WORK REQUIRED:
Write out every line below that includes the word "text".
------ DATA LINES ------
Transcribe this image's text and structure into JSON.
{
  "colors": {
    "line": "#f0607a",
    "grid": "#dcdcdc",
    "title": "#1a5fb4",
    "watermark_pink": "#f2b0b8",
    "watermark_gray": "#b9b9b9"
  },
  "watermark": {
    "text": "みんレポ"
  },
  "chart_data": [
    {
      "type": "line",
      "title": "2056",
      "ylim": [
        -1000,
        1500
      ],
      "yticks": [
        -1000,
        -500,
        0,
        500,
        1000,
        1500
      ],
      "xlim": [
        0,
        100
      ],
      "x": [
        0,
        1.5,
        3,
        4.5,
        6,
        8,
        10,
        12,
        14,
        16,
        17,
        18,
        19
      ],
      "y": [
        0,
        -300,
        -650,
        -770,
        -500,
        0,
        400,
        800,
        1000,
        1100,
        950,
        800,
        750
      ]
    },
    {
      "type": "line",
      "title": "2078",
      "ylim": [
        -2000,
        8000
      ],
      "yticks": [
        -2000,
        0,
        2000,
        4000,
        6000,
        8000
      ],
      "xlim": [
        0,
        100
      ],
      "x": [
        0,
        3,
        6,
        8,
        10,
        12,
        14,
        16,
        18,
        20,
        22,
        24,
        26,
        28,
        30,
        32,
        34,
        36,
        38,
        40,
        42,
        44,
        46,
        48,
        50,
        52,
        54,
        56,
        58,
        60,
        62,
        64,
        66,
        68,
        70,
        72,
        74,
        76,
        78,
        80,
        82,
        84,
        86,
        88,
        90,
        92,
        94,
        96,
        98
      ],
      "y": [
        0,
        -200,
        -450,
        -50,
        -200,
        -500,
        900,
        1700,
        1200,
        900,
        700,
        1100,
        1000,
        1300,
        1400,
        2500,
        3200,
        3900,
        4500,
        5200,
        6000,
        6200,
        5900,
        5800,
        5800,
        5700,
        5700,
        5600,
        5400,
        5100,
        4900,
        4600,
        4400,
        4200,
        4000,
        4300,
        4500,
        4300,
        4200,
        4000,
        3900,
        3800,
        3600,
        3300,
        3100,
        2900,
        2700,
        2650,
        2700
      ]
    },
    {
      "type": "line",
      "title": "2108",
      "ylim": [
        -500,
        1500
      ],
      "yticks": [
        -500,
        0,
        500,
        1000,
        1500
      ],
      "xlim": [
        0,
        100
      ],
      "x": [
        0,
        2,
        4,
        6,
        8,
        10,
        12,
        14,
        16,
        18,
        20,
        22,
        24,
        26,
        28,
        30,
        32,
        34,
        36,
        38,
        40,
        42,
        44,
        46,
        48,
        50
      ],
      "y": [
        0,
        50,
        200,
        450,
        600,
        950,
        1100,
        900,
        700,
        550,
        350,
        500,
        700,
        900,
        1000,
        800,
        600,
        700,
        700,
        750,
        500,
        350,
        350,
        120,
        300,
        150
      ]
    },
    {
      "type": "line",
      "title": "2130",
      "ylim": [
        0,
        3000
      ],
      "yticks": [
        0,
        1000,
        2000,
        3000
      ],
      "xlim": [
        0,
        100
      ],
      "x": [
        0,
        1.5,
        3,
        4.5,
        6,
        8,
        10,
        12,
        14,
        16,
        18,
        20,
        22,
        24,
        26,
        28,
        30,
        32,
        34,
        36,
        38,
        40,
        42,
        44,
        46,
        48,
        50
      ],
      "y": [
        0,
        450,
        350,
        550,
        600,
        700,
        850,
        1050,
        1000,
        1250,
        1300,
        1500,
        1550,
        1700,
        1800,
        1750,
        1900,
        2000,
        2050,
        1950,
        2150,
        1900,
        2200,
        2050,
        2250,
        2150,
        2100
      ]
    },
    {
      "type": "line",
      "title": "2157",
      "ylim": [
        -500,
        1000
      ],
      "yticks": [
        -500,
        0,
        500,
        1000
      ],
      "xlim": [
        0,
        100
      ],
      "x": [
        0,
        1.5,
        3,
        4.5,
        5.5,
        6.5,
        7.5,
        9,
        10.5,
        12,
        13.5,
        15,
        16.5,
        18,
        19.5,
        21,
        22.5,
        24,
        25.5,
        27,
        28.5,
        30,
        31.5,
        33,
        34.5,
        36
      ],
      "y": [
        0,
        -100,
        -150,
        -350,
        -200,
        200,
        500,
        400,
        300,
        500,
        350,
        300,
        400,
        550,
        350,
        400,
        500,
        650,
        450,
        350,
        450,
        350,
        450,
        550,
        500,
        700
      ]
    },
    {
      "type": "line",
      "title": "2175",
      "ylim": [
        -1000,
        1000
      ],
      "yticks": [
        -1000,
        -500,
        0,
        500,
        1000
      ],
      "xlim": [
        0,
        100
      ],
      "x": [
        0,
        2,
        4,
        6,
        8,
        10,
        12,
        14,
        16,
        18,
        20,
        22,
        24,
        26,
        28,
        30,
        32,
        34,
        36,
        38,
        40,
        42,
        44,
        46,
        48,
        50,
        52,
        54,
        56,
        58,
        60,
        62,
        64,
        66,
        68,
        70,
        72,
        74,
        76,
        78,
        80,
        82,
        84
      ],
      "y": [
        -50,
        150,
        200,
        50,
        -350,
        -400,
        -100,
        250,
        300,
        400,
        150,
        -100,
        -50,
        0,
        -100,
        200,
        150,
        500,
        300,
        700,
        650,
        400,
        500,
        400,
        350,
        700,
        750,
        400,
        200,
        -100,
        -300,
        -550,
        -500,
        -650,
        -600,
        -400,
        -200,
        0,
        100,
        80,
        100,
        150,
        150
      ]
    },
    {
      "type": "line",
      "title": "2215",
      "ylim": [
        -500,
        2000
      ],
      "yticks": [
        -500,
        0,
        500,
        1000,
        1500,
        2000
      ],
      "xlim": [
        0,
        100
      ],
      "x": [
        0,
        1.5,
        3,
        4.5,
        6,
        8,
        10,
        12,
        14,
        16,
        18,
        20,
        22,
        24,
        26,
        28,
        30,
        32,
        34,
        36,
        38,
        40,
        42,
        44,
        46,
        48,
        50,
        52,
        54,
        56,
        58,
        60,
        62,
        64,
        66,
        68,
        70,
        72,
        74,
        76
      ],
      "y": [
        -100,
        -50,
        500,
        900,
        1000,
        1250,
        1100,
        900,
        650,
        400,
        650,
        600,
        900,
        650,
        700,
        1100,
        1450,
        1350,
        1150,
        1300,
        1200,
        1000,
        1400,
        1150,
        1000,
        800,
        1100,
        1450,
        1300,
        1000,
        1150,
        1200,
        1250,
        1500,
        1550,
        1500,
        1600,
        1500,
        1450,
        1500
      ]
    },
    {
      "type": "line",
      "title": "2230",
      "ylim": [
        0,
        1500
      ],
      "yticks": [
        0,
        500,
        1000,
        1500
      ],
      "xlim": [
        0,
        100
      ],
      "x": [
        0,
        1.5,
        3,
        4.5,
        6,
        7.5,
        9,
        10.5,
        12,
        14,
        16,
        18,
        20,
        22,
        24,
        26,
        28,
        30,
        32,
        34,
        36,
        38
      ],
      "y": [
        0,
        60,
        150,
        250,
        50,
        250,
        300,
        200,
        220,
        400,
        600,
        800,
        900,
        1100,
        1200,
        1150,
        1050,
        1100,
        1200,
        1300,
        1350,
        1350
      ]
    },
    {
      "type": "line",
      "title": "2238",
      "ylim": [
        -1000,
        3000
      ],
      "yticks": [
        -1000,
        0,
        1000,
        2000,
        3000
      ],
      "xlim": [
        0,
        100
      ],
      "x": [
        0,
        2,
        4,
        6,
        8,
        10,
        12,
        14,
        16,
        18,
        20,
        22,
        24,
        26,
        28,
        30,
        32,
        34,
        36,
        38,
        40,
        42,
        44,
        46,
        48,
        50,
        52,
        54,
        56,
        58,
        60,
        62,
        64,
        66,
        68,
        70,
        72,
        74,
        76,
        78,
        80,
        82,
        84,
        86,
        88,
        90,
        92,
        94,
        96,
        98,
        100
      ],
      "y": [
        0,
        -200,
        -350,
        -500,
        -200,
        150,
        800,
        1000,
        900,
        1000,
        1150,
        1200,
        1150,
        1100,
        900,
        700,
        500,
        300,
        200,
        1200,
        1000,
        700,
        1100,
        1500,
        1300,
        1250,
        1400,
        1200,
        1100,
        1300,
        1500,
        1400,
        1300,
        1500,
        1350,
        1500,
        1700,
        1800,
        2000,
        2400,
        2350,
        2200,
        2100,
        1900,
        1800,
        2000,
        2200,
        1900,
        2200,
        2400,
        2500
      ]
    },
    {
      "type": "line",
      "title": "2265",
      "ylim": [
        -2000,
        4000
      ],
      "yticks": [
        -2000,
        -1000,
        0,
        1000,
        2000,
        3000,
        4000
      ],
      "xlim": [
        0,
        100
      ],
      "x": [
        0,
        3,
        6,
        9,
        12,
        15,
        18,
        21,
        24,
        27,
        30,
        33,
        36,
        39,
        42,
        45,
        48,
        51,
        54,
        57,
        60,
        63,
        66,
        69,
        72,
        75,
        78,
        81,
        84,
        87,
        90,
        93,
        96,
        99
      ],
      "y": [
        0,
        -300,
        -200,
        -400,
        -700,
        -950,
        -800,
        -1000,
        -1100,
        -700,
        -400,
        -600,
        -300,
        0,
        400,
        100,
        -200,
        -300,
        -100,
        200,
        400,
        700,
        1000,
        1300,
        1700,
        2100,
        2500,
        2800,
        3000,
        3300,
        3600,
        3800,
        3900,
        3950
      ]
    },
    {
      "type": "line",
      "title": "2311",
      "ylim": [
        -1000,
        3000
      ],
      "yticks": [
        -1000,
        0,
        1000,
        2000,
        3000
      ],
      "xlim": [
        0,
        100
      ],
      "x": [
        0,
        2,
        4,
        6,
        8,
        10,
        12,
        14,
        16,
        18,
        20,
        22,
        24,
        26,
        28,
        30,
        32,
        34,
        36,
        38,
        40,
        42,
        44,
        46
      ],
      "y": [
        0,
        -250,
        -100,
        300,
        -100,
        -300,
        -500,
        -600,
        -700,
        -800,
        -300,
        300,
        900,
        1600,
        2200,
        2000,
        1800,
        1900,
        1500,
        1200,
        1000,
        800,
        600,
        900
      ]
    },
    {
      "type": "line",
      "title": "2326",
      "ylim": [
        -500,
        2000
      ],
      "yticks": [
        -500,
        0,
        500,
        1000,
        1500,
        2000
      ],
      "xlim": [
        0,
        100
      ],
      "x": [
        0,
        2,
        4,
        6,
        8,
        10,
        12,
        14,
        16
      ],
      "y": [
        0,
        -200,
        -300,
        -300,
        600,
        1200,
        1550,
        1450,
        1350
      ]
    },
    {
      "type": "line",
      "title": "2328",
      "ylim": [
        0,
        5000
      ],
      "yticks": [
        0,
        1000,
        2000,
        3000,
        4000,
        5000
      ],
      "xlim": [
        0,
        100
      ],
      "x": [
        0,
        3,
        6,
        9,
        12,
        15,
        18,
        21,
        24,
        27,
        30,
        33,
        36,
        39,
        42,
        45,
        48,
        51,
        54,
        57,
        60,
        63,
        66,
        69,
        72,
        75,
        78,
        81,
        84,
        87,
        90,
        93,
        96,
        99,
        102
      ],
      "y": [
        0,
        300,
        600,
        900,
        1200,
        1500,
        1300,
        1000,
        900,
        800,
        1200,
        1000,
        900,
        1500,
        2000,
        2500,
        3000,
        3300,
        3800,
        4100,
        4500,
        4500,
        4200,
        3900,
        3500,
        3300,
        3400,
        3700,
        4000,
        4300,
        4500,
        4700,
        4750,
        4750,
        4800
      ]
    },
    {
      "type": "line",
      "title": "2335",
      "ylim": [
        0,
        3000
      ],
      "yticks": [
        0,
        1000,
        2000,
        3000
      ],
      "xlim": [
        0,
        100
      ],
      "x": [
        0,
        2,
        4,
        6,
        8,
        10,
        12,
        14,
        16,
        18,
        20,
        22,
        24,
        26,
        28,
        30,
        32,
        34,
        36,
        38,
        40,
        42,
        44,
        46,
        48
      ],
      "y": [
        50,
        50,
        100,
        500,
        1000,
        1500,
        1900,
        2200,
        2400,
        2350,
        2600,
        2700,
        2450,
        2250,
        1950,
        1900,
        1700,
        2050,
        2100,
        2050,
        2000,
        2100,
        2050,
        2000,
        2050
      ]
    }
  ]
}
------
RESULT OF THE EXERCISE:
Transcribe this image's text and structure into JSON.
    "text": "みんレポ"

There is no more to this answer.